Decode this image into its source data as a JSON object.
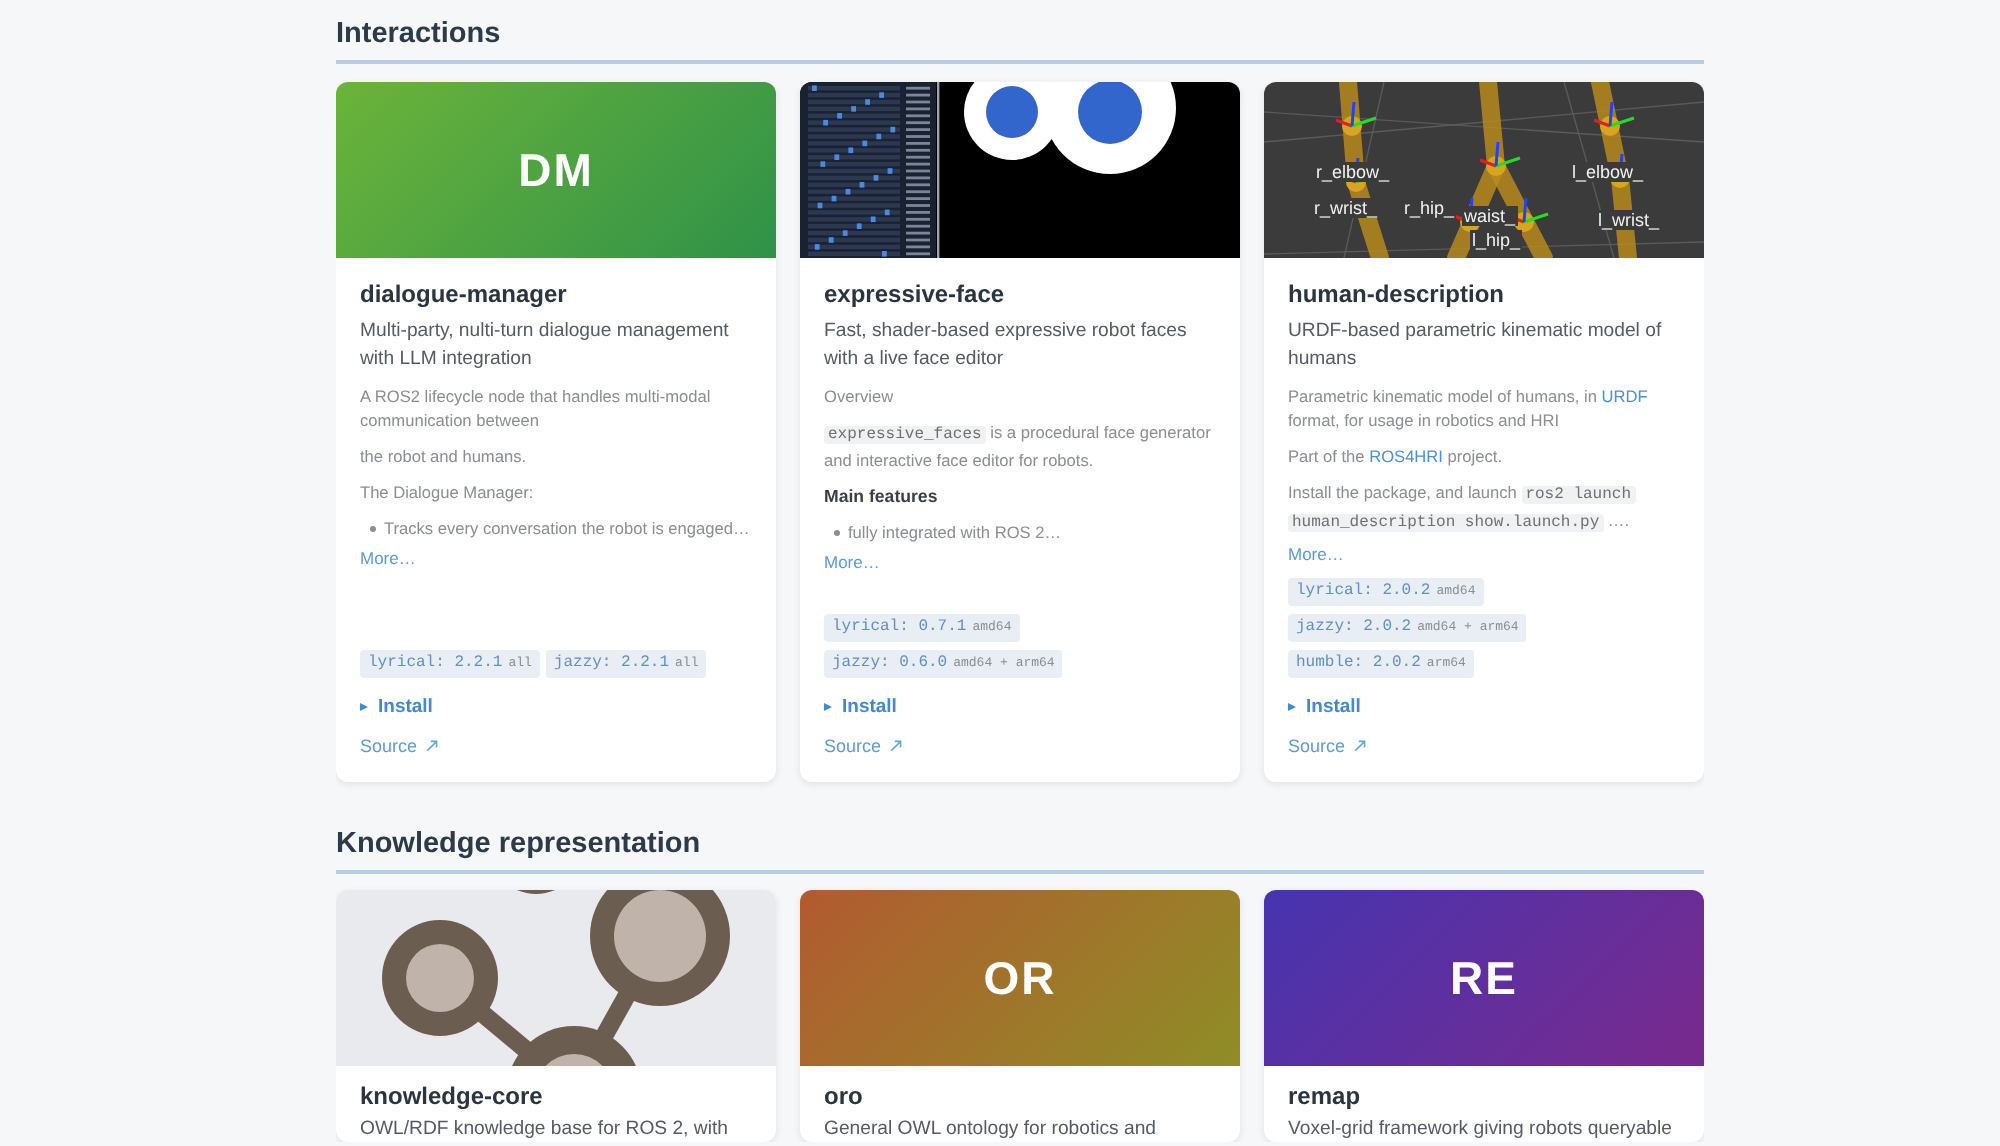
{
  "sections": [
    {
      "title": "Interactions",
      "cards": [
        {
          "name": "dialogue-manager",
          "image": {
            "kind": "initials",
            "text": "DM",
            "color": "#6cb43a"
          },
          "tagline": "Multi-party, nulti-turn dialogue management with LLM integration",
          "blocks": [
            {
              "kind": "text",
              "parts": [
                {
                  "kind": "text",
                  "text": "A ROS2 lifecycle node that handles multi-modal communication between"
                }
              ]
            },
            {
              "kind": "text",
              "parts": [
                {
                  "kind": "text",
                  "text": "the robot and humans."
                }
              ]
            },
            {
              "kind": "text",
              "parts": [
                {
                  "kind": "text",
                  "text": "The Dialogue Manager:"
                }
              ]
            },
            {
              "kind": "bullet",
              "parts": [
                {
                  "kind": "text",
                  "text": "Tracks every conversation the robot is engaged…"
                }
              ]
            }
          ],
          "more": "More…",
          "tags": [
            {
              "release": "lyrical: 2.2.1",
              "arch": "all"
            },
            {
              "release": "jazzy: 2.2.1",
              "arch": "all"
            }
          ],
          "install": {
            "label": "Install",
            "expanded": false
          },
          "source": "Source"
        },
        {
          "name": "expressive-face",
          "image": {
            "kind": "face-editor"
          },
          "tagline": "Fast, shader-based expressive robot faces with a live face editor",
          "blocks": [
            {
              "kind": "text",
              "parts": [
                {
                  "kind": "text",
                  "text": "Overview"
                }
              ]
            },
            {
              "kind": "text",
              "parts": [
                {
                  "kind": "code",
                  "text": "expressive_faces"
                },
                {
                  "kind": "text",
                  "text": " is a procedural face generator and interactive face editor for robots."
                }
              ]
            },
            {
              "kind": "heading",
              "parts": [
                {
                  "kind": "text",
                  "text": "Main features"
                }
              ]
            },
            {
              "kind": "bullet",
              "parts": [
                {
                  "kind": "text",
                  "text": "fully integrated with ROS 2…"
                }
              ]
            }
          ],
          "more": "More…",
          "tags": [
            {
              "release": "lyrical: 0.7.1",
              "arch": "amd64"
            },
            {
              "release": "jazzy: 0.6.0",
              "arch": "amd64 + arm64"
            }
          ],
          "install": {
            "label": "Install",
            "expanded": false
          },
          "source": "Source"
        },
        {
          "name": "human-description",
          "image": {
            "kind": "skeleton",
            "labels": [
              "r_elbow_",
              "l_elbow_",
              "r_wrist_",
              "r_hip_",
              "waist_",
              "l_hip_",
              "l_wrist_"
            ]
          },
          "tagline": "URDF-based parametric kinematic model of humans",
          "blocks": [
            {
              "kind": "text",
              "parts": [
                {
                  "kind": "text",
                  "text": "Parametric kinematic model of humans, in "
                },
                {
                  "kind": "link",
                  "text": "URDF"
                },
                {
                  "kind": "text",
                  "text": " format, for usage in robotics and HRI"
                }
              ]
            },
            {
              "kind": "text",
              "parts": [
                {
                  "kind": "text",
                  "text": "Part of the "
                },
                {
                  "kind": "link",
                  "text": "ROS4HRI"
                },
                {
                  "kind": "text",
                  "text": " project."
                }
              ]
            },
            {
              "kind": "text",
              "parts": [
                {
                  "kind": "text",
                  "text": "Install the package, and launch "
                },
                {
                  "kind": "code",
                  "text": "ros2 launch human_description show.launch.py"
                },
                {
                  "kind": "text",
                  "text": " …."
                }
              ]
            }
          ],
          "more": "More…",
          "tags": [
            {
              "release": "lyrical: 2.0.2",
              "arch": "amd64"
            },
            {
              "release": "jazzy: 2.0.2",
              "arch": "amd64 + arm64"
            },
            {
              "release": "humble: 2.0.2",
              "arch": "arm64"
            }
          ],
          "install": {
            "label": "Install",
            "expanded": false
          },
          "source": "Source"
        }
      ]
    },
    {
      "title": "Knowledge representation",
      "cards": [
        {
          "name": "knowledge-core",
          "image": {
            "kind": "graph-logo"
          },
          "tagline": "OWL/RDF knowledge base for ROS 2, with"
        },
        {
          "name": "oro",
          "image": {
            "kind": "initials",
            "text": "OR",
            "color": "#b35a30"
          },
          "tagline": "General OWL ontology for robotics and"
        },
        {
          "name": "remap",
          "image": {
            "kind": "initials",
            "text": "RE",
            "color": "#4634b0"
          },
          "tagline": "Voxel-grid framework giving robots queryable"
        }
      ]
    }
  ]
}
+-------+
* What is required *
All of the material above should be reproduced exactly, except the pictures.

* Output of the exercise *
Decode this image into its source data as a JSON object.
{
  "sections": [
    {
      "title": "Interactions",
      "cards": [
        {
          "name": "dialogue-manager",
          "image": {
            "kind": "initials",
            "text": "DM",
            "color": "#6cb43a"
          },
          "tagline": "Multi-party, nulti-turn dialogue management with LLM integration",
          "blocks": [
            {
              "kind": "text",
              "parts": [
                {
                  "kind": "text",
                  "text": "A ROS2 lifecycle node that handles multi-modal communication between"
                }
              ]
            },
            {
              "kind": "text",
              "parts": [
                {
                  "kind": "text",
                  "text": "the robot and humans."
                }
              ]
            },
            {
              "kind": "text",
              "parts": [
                {
                  "kind": "text",
                  "text": "The Dialogue Manager:"
                }
              ]
            },
            {
              "kind": "bullet",
              "parts": [
                {
                  "kind": "text",
                  "text": "Tracks every conversation the robot is engaged…"
                }
              ]
            }
          ],
          "more": "More…",
          "tags": [
            {
              "release": "lyrical: 2.2.1",
              "arch": "all"
            },
            {
              "release": "jazzy: 2.2.1",
              "arch": "all"
            }
          ],
          "install": {
            "label": "Install",
            "expanded": false
          },
          "source": "Source"
        },
        {
          "name": "expressive-face",
          "image": {
            "kind": "face-editor"
          },
          "tagline": "Fast, shader-based expressive robot faces with a live face editor",
          "blocks": [
            {
              "kind": "text",
              "parts": [
                {
                  "kind": "text",
                  "text": "Overview"
                }
              ]
            },
            {
              "kind": "text",
              "parts": [
                {
                  "kind": "code",
                  "text": "expressive_faces"
                },
                {
                  "kind": "text",
                  "text": " is a procedural face generator and interactive face editor for robots."
                }
              ]
            },
            {
              "kind": "heading",
              "parts": [
                {
                  "kind": "text",
                  "text": "Main features"
                }
              ]
            },
            {
              "kind": "bullet",
              "parts": [
                {
                  "kind": "text",
                  "text": "fully integrated with ROS 2…"
                }
              ]
            }
          ],
          "more": "More…",
          "tags": [
            {
              "release": "lyrical: 0.7.1",
              "arch": "amd64"
            },
            {
              "release": "jazzy: 0.6.0",
              "arch": "amd64 + arm64"
            }
          ],
          "install": {
            "label": "Install",
            "expanded": false
          },
          "source": "Source"
        },
        {
          "name": "human-description",
          "image": {
            "kind": "skeleton",
            "labels": [
              "r_elbow_",
              "l_elbow_",
              "r_wrist_",
              "r_hip_",
              "waist_",
              "l_hip_",
              "l_wrist_"
            ]
          },
          "tagline": "URDF-based parametric kinematic model of humans",
          "blocks": [
            {
              "kind": "text",
              "parts": [
                {
                  "kind": "text",
                  "text": "Parametric kinematic model of humans, in "
                },
                {
                  "kind": "link",
                  "text": "URDF"
                },
                {
                  "kind": "text",
                  "text": " format, for usage in robotics and HRI"
                }
              ]
            },
            {
              "kind": "text",
              "parts": [
                {
                  "kind": "text",
                  "text": "Part of the "
                },
                {
                  "kind": "link",
                  "text": "ROS4HRI"
                },
                {
                  "kind": "text",
                  "text": " project."
                }
              ]
            },
            {
              "kind": "text",
              "parts": [
                {
                  "kind": "text",
                  "text": "Install the package, and launch "
                },
                {
                  "kind": "code",
                  "text": "ros2 launch human_description show.launch.py"
                },
                {
                  "kind": "text",
                  "text": " …."
                }
              ]
            }
          ],
          "more": "More…",
          "tags": [
            {
              "release": "lyrical: 2.0.2",
              "arch": "amd64"
            },
            {
              "release": "jazzy: 2.0.2",
              "arch": "amd64 + arm64"
            },
            {
              "release": "humble: 2.0.2",
              "arch": "arm64"
            }
          ],
          "install": {
            "label": "Install",
            "expanded": false
          },
          "source": "Source"
        }
      ]
    },
    {
      "title": "Knowledge representation",
      "cards": [
        {
          "name": "knowledge-core",
          "image": {
            "kind": "graph-logo"
          },
          "tagline": "OWL/RDF knowledge base for ROS 2, with"
        },
        {
          "name": "oro",
          "image": {
            "kind": "initials",
            "text": "OR",
            "color": "#b35a30"
          },
          "tagline": "General OWL ontology for robotics and"
        },
        {
          "name": "remap",
          "image": {
            "kind": "initials",
            "text": "RE",
            "color": "#4634b0"
          },
          "tagline": "Voxel-grid framework giving robots queryable"
        }
      ]
    }
  ]
}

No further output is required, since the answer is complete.